Data entries
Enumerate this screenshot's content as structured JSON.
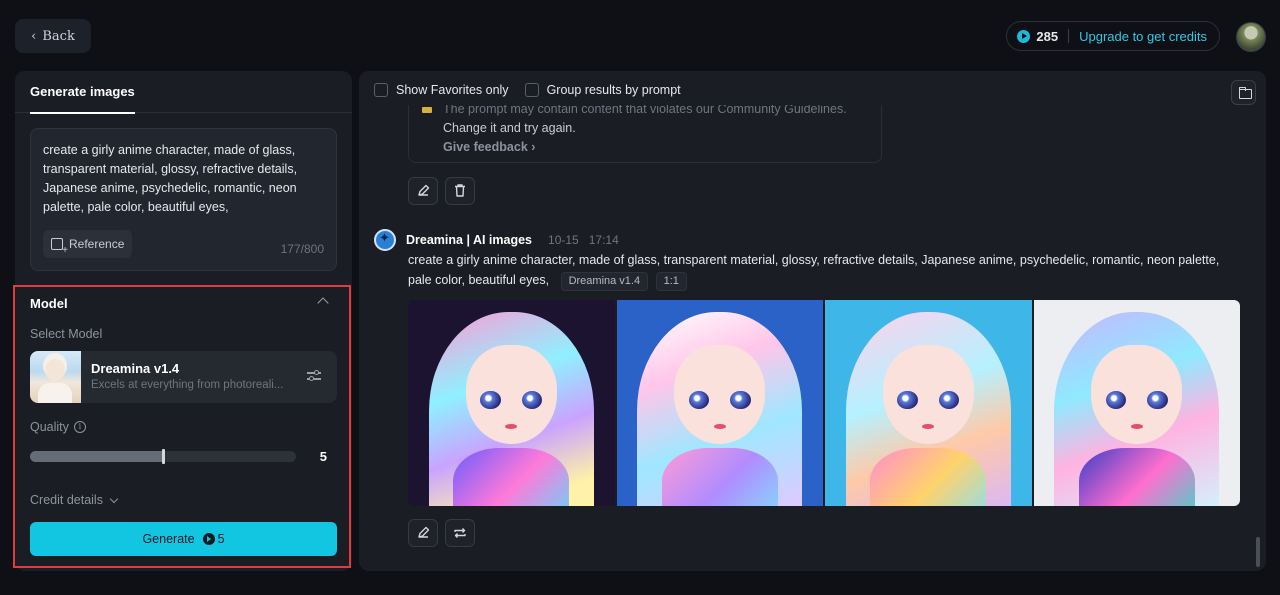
{
  "header": {
    "back_label": "Back",
    "credits": "285",
    "upgrade_label": "Upgrade to get credits"
  },
  "left_panel": {
    "tab_label": "Generate images",
    "prompt_text": "create a girly anime character, made of glass, transparent material, glossy, refractive details, Japanese anime, psychedelic, romantic, neon palette, pale color, beautiful eyes,",
    "reference_label": "Reference",
    "char_count": "177/800",
    "model_section": {
      "title": "Model",
      "select_label": "Select Model",
      "model_name": "Dreamina v1.4",
      "model_desc": "Excels at everything from photoreali...",
      "quality_label": "Quality",
      "quality_value": "5",
      "quality_fraction": 0.5,
      "credit_details_label": "Credit details",
      "generate_label": "Generate",
      "generate_cost": "5"
    }
  },
  "right_panel": {
    "filters": {
      "favorites_label": "Show Favorites only",
      "group_label": "Group results by prompt"
    },
    "warning": {
      "line1": "The prompt may contain content that violates our Community Guidelines.",
      "line2": "Change it and try again.",
      "feedback_label": "Give feedback"
    },
    "message": {
      "author": "Dreamina | AI images",
      "date": "10-15",
      "time": "17:14",
      "prompt": "create a girly anime character, made of glass, transparent material, glossy, refractive details, Japanese anime, psychedelic, romantic, neon palette, pale color, beautiful eyes,",
      "model_tag": "Dreamina v1.4",
      "ratio_tag": "1:1"
    },
    "images": [
      {
        "name": "generated-image-1",
        "bg": "#1b1330",
        "hair": "linear-gradient(160deg,#ff9ad5,#8ff0ff 35%,#c9a3ff 60%,#fff2a8 85%)",
        "body": "linear-gradient(135deg,#6a5cff,#ff7ad9,#54e0ff)"
      },
      {
        "name": "generated-image-2",
        "bg": "#2a62c8",
        "hair": "linear-gradient(160deg,#ffffff,#ffc6ea 30%,#9fe7ff 60%,#e6c6ff)",
        "body": "linear-gradient(135deg,#ff9bd6,#b08cff,#7fe3ff)"
      },
      {
        "name": "generated-image-3",
        "bg": "#3fb6e8",
        "hair": "linear-gradient(160deg,#ffd1ec,#b5f1ff 40%,#ffc9a8 65%,#d7b5ff)",
        "body": "linear-gradient(135deg,#ff8ccf,#ffd36b,#7ee0ff)"
      },
      {
        "name": "generated-image-4",
        "bg": "#eceef2",
        "hair": "linear-gradient(160deg,#c7b6ff,#8fe9ff 35%,#ffb3e1 60%,#d0f7ff)",
        "body": "linear-gradient(135deg,#3a3cc8,#ff6fcf,#2fe0c8)"
      }
    ]
  },
  "colors": {
    "accent": "#12c6e2",
    "highlight_border": "#e23b3b",
    "background": "#0e1015",
    "panel": "#1a1d24"
  },
  "icons": [
    "chevron-left-icon",
    "credit-coin-icon",
    "reference-icon",
    "chevron-up-icon",
    "model-settings-icon",
    "info-icon",
    "chevron-down-icon",
    "folder-icon",
    "edit-icon",
    "trash-icon",
    "regenerate-icon",
    "dreamina-bot-icon",
    "warning-icon"
  ]
}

WHAT THE TASK REQUIRES
All lines in the data that contain the word "glass" should be copied.

EXERCISE ANSWER
    "prompt_text": "create a girly anime character, made of glass, transparent material, glossy, refractive details, Japanese anime, psychedelic, romantic, neon palette, pale color, beautiful eyes,",
      "prompt": "create a girly anime character, made of glass, transparent material, glossy, refractive details, Japanese anime, psychedelic, romantic, neon palette, pale color, beautiful eyes,",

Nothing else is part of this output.